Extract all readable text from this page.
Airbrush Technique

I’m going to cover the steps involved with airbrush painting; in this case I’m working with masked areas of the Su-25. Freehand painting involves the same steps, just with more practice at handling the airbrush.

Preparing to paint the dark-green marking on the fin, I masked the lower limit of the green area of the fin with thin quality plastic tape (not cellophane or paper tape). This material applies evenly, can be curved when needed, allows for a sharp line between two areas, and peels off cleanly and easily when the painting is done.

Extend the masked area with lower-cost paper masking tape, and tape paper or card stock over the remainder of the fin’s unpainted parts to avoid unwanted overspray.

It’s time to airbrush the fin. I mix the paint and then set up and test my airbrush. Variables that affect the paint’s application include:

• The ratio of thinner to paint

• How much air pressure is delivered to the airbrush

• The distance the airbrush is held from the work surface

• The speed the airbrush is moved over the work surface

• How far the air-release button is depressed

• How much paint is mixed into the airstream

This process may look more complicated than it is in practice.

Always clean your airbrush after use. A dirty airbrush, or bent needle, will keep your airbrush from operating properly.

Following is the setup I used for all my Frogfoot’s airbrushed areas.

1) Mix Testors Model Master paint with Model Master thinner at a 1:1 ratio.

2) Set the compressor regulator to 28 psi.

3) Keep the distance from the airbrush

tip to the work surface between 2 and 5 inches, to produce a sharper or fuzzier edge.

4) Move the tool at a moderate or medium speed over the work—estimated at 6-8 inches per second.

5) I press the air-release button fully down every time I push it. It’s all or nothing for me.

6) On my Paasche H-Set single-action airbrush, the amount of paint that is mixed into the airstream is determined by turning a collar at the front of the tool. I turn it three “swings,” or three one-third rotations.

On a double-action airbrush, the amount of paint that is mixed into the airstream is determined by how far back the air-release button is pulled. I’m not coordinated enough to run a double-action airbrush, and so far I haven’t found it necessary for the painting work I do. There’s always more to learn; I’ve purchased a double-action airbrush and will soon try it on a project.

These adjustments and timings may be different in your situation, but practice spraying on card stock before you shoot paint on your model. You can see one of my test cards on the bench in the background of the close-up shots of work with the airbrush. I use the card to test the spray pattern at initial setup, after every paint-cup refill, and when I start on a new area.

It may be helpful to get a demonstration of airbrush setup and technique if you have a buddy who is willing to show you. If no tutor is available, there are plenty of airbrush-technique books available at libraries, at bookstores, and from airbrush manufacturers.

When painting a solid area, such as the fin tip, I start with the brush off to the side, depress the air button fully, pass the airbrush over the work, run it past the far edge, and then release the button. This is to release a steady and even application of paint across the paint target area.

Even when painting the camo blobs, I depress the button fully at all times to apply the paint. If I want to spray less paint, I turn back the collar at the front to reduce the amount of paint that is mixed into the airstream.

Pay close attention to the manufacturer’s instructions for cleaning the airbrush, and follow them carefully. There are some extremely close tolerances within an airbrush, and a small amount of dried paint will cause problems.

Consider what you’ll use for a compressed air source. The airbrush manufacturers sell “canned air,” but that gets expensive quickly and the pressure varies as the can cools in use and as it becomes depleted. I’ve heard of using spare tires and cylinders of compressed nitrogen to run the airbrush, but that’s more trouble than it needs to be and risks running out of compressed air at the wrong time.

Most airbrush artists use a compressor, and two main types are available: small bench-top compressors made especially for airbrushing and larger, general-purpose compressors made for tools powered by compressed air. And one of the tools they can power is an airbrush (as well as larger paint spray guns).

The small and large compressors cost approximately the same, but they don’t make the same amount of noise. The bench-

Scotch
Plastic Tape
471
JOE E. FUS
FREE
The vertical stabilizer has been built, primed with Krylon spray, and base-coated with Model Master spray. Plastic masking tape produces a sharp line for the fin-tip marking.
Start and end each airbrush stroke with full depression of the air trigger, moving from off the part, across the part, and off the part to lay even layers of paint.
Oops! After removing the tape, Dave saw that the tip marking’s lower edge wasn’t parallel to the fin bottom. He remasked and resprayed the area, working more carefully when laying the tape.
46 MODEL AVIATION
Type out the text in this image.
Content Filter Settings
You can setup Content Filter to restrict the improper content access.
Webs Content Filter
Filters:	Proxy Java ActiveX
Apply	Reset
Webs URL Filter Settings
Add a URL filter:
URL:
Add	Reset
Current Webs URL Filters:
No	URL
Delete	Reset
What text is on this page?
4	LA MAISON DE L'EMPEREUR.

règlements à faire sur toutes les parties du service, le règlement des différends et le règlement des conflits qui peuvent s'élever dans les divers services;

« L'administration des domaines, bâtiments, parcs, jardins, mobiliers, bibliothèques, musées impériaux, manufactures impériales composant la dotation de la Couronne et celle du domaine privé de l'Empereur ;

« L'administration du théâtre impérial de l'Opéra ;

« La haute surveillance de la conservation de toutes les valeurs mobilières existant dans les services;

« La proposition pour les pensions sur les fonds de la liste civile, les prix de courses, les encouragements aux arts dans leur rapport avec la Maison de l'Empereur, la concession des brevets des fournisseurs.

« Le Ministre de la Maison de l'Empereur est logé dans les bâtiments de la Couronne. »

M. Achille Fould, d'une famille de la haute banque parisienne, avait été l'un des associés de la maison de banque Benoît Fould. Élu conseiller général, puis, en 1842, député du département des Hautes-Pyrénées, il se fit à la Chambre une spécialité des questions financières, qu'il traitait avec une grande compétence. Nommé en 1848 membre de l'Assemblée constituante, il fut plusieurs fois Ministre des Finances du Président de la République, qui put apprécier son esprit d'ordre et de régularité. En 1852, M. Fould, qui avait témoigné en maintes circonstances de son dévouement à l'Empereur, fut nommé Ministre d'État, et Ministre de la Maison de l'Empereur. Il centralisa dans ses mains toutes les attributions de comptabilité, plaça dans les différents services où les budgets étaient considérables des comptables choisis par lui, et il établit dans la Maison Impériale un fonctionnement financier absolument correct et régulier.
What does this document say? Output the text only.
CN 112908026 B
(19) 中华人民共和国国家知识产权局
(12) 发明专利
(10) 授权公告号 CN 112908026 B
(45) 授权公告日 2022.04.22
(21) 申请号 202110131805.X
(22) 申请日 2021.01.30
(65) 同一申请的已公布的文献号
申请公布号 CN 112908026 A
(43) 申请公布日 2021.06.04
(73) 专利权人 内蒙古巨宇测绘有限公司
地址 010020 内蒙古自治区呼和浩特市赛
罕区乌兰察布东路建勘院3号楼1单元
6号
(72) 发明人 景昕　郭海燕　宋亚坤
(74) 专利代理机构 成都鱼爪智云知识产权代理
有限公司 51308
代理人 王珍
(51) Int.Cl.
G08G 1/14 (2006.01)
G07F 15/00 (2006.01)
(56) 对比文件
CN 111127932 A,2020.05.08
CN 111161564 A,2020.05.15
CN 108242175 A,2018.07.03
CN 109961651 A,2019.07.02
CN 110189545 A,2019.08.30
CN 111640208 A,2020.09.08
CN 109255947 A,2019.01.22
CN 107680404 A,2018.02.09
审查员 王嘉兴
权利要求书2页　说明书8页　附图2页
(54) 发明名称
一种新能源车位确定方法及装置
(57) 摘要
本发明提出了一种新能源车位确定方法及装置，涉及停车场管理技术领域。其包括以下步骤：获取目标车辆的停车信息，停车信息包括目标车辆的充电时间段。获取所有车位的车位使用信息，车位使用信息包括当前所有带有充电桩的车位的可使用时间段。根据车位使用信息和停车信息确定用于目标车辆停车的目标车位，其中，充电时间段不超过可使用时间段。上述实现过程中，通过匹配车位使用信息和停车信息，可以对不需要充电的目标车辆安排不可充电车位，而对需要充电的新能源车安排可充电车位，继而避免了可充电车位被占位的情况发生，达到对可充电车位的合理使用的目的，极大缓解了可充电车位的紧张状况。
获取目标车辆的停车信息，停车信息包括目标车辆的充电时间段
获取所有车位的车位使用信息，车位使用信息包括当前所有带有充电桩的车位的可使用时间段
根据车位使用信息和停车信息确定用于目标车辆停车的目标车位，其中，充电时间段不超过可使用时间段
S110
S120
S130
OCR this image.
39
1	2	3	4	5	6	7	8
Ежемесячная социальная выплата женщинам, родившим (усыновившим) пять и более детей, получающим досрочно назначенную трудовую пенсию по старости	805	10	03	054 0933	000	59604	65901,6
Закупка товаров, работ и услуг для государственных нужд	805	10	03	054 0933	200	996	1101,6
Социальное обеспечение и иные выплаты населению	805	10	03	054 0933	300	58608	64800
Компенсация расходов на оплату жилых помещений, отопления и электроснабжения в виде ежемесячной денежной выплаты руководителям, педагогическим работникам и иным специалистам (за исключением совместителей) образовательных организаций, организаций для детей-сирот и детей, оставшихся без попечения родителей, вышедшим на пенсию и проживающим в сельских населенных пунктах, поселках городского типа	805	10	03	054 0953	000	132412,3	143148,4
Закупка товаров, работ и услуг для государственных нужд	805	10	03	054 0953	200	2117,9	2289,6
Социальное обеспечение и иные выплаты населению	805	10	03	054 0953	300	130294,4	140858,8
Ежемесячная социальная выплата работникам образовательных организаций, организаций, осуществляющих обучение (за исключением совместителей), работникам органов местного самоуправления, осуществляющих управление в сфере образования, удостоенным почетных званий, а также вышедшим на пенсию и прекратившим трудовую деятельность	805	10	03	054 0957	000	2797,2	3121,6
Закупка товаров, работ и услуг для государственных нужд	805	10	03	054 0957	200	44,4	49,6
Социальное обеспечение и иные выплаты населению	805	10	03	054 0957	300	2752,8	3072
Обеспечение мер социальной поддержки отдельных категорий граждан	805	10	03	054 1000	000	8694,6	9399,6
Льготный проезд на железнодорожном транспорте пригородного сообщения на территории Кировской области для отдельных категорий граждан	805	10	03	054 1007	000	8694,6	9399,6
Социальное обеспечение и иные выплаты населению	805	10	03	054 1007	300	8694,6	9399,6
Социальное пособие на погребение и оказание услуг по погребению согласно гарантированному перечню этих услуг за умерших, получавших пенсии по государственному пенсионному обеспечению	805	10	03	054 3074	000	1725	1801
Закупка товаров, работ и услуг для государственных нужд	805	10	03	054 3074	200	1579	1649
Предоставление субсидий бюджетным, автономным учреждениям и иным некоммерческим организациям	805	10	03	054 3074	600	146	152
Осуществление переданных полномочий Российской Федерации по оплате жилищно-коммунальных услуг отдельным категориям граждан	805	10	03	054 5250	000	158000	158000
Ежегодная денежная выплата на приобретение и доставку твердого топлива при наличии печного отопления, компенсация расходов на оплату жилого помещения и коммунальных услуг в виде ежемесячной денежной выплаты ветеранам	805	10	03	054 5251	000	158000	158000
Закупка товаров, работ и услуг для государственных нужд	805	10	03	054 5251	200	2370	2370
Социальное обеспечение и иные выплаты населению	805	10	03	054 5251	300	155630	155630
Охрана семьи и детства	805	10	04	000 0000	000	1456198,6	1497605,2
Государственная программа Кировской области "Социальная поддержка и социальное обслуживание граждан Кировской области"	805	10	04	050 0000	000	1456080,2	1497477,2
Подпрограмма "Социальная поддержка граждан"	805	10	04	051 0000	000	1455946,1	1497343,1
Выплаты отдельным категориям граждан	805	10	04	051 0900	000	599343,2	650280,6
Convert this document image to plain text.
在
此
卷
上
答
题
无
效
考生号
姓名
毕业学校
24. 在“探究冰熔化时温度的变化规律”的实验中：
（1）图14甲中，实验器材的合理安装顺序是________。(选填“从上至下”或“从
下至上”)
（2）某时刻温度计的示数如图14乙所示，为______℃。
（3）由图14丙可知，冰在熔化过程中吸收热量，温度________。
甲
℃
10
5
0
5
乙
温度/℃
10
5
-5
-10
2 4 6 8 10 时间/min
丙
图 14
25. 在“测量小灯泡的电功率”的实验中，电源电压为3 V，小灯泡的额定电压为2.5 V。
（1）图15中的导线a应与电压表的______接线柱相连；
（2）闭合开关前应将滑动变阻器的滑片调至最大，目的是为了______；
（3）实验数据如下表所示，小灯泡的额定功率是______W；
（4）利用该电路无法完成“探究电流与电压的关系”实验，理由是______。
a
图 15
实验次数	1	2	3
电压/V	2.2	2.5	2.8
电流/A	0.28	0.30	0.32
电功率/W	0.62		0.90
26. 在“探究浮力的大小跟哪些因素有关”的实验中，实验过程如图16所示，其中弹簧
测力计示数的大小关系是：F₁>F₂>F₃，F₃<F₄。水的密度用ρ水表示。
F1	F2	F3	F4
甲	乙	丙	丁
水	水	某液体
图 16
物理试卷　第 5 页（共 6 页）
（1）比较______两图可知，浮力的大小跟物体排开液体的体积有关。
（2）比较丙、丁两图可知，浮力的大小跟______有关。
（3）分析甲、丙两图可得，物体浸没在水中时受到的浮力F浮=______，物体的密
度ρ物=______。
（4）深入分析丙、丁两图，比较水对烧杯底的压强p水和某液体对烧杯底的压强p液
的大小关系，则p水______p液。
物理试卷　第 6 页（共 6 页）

= WHAT IS NEEDED =
Which lines above contain the word "停车信息包括目标车辆的充电时间段"? Copy each of them.

= TASK SOLUTION =
本发明提出了一种新能源车位确定方法及装置，涉及停车场管理技术领域。其包括以下步骤：获取目标车辆的停车信息，停车信息包括目标车辆的充电时间段。获取所有车位的车位使用信息，车位使用信息包括当前所有带有充电桩的车位的可使用时间段。根据车位使用信息和停车信息确定用于目标车辆停车的目标车位，其中，充电时间段不超过可使用时间段。上述实现过程中，通过匹配车位使用信息和停车信息，可以对不需要充电的目标车辆安排不可充电车位，而对需要充电的新能源车安排可充电车位，继而避免了可充电车位被占位的情况发生，达到对可充电车位的合理使用的目的，极大缓解了可充电车位的紧张状况。
获取目标车辆的停车信息，停车信息包括目标车辆的充电时间段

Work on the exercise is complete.